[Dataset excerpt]
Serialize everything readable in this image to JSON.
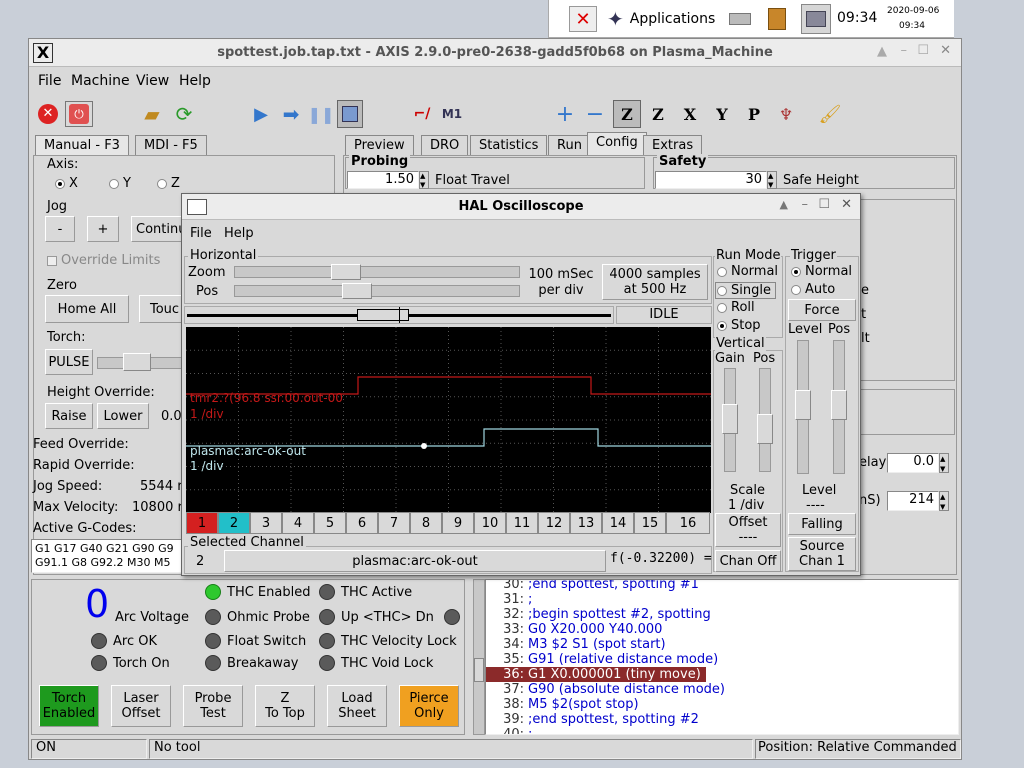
{
  "taskbar": {
    "applications_label": "Applications",
    "clock": "09:34",
    "date": "2020-09-06",
    "time_small": "09:34"
  },
  "axis": {
    "title": "spottest.job.tap.txt - AXIS 2.9.0-pre0-2638-gadd5f0b68 on Plasma_Machine",
    "menu": [
      "File",
      "Machine",
      "View",
      "Help"
    ],
    "left_tabs": [
      "Manual - F3",
      "MDI - F5"
    ],
    "right_tabs": [
      "Preview",
      "DRO",
      "Statistics",
      "Run",
      "Config",
      "Extras"
    ],
    "axis_label": "Axis:",
    "axes": [
      "X",
      "Y",
      "Z"
    ],
    "jog_label": "Jog",
    "jog_minus": "-",
    "jog_plus": "+",
    "jog_mode": "Continu",
    "override_limits": "Override Limits",
    "zero_label": "Zero",
    "home_all": "Home All",
    "touch": "Touc",
    "torch_label": "Torch:",
    "pulse": "PULSE",
    "height_override_label": "Height Override:",
    "raise": "Raise",
    "lower": "Lower",
    "height_value": "0.0",
    "feed_override": "Feed Override:",
    "rapid_override": "Rapid Override:",
    "jog_speed": "Jog Speed:",
    "jog_speed_val": "5544 r",
    "max_velocity": "Max Velocity:",
    "max_velocity_val": "10800 r",
    "active_gcodes_label": "Active G-Codes:",
    "gcodes_line1": "G1 G17 G40 G21 G90 G9",
    "gcodes_line2": "G91.1 G8 G92.2 M30 M5",
    "probing": {
      "title": "Probing",
      "value": "1.50",
      "label": "Float Travel"
    },
    "safety": {
      "title": "Safety",
      "value": "30",
      "label": "Safe Height"
    },
    "right_values": [
      {
        "label": "elay",
        "value": "0.0"
      },
      {
        "label": "nS)",
        "value": "214"
      }
    ],
    "hidden_right_labels": [
      "e",
      "t",
      "lt"
    ],
    "arc_voltage": {
      "value": "0",
      "label": "Arc Voltage"
    },
    "leds": [
      {
        "label": "THC Enabled",
        "on": true
      },
      {
        "label": "THC Active",
        "on": false
      },
      {
        "label": "Arc OK",
        "on": false
      },
      {
        "label": "Ohmic Probe",
        "on": false
      },
      {
        "label": "Up <THC> Dn",
        "on": false
      },
      {
        "label": "Torch On",
        "on": false
      },
      {
        "label": "Float Switch",
        "on": false
      },
      {
        "label": "THC Velocity Lock",
        "on": false
      },
      {
        "label": "Breakaway",
        "on": false
      },
      {
        "label": "THC Void Lock",
        "on": false
      }
    ],
    "bottom_buttons": [
      {
        "line1": "Torch",
        "line2": "Enabled",
        "color": "#1e9a1e"
      },
      {
        "line1": "Laser",
        "line2": "Offset",
        "color": "#d9d9d9"
      },
      {
        "line1": "Probe",
        "line2": "Test",
        "color": "#d9d9d9"
      },
      {
        "line1": "Z",
        "line2": "To Top",
        "color": "#d9d9d9"
      },
      {
        "line1": "Load",
        "line2": "Sheet",
        "color": "#d9d9d9"
      },
      {
        "line1": "Pierce",
        "line2": "Only",
        "color": "#f0a020"
      }
    ],
    "gcode_lines": [
      {
        "num": "30:",
        "text": ";end spottest, spotting #1"
      },
      {
        "num": "31:",
        "text": ";"
      },
      {
        "num": "32:",
        "text": ";begin spottest #2, spotting"
      },
      {
        "num": "33:",
        "text": "G0 X20.000 Y40.000"
      },
      {
        "num": "34:",
        "text": "M3 $2 S1 (spot start)"
      },
      {
        "num": "35:",
        "text": "G91 (relative distance mode)"
      },
      {
        "num": "36:",
        "text": "G1 X0.000001 (tiny move)"
      },
      {
        "num": "37:",
        "text": "G90 (absolute distance mode)"
      },
      {
        "num": "38:",
        "text": "M5 $2(spot stop)"
      },
      {
        "num": "39:",
        "text": ";end spottest, spotting #2"
      },
      {
        "num": "40:",
        "text": ";"
      }
    ],
    "highlighted_line": "36:",
    "status": {
      "state": "ON",
      "tool": "No tool",
      "position": "Position: Relative Commanded"
    }
  },
  "halscope": {
    "title": "HAL Oscilloscope",
    "menu": [
      "File",
      "Help"
    ],
    "horizontal_label": "Horizontal",
    "zoom_label": "Zoom",
    "pos_label": "Pos",
    "zoom_fraction": 0.38,
    "pos_fraction": 0.42,
    "rate_line1": "100 mSec",
    "rate_line2": "per div",
    "samples_line1": "4000 samples",
    "samples_line2": "at 500 Hz",
    "state": "IDLE",
    "run_mode_label": "Run Mode",
    "run_modes": [
      {
        "label": "Normal",
        "on": false
      },
      {
        "label": "Single",
        "on": false
      },
      {
        "label": "Roll",
        "on": false
      },
      {
        "label": "Stop",
        "on": true
      }
    ],
    "trigger_label": "Trigger",
    "trigger_modes": [
      {
        "label": "Normal",
        "on": true
      },
      {
        "label": "Auto",
        "on": false
      }
    ],
    "force": "Force",
    "level_label": "Level",
    "pos2_label": "Pos",
    "vertical_label": "Vertical",
    "gain_label": "Gain",
    "vpos_label": "Pos",
    "scale_label": "Scale",
    "scale_value": "1 /div",
    "offset_label": "Offset",
    "offset_value": "----",
    "chan_off": "Chan Off",
    "trig_level_label": "Level",
    "trig_level_value": "----",
    "falling": "Falling",
    "source_line1": "Source",
    "source_line2": "Chan  1",
    "ch1_label": "tmr2.?(96.8 ssr.00.out-00",
    "ch1_scale": "1 /div",
    "ch2_label": "plasmac:arc-ok-out",
    "ch2_scale": "1 /div",
    "channels": [
      "1",
      "2",
      "3",
      "4",
      "5",
      "6",
      "7",
      "8",
      "9",
      "10",
      "11",
      "12",
      "13",
      "14",
      "15",
      "16"
    ],
    "selected_channel_label": "Selected Channel",
    "selected_num": "2",
    "selected_name": "plasmac:arc-ok-out",
    "selected_value": "f(-0.32200) ="
  }
}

__Set exercise__
Find the lines above that contain the word "title" and collect them.

__Output of the exercise__
    "title": "spottest.job.tap.txt - AXIS 2.9.0-pre0-2638-gadd5f0b68 on Plasma_Machine",
      "title": "Probing",
      "title": "Safety",
    "title": "HAL Oscilloscope",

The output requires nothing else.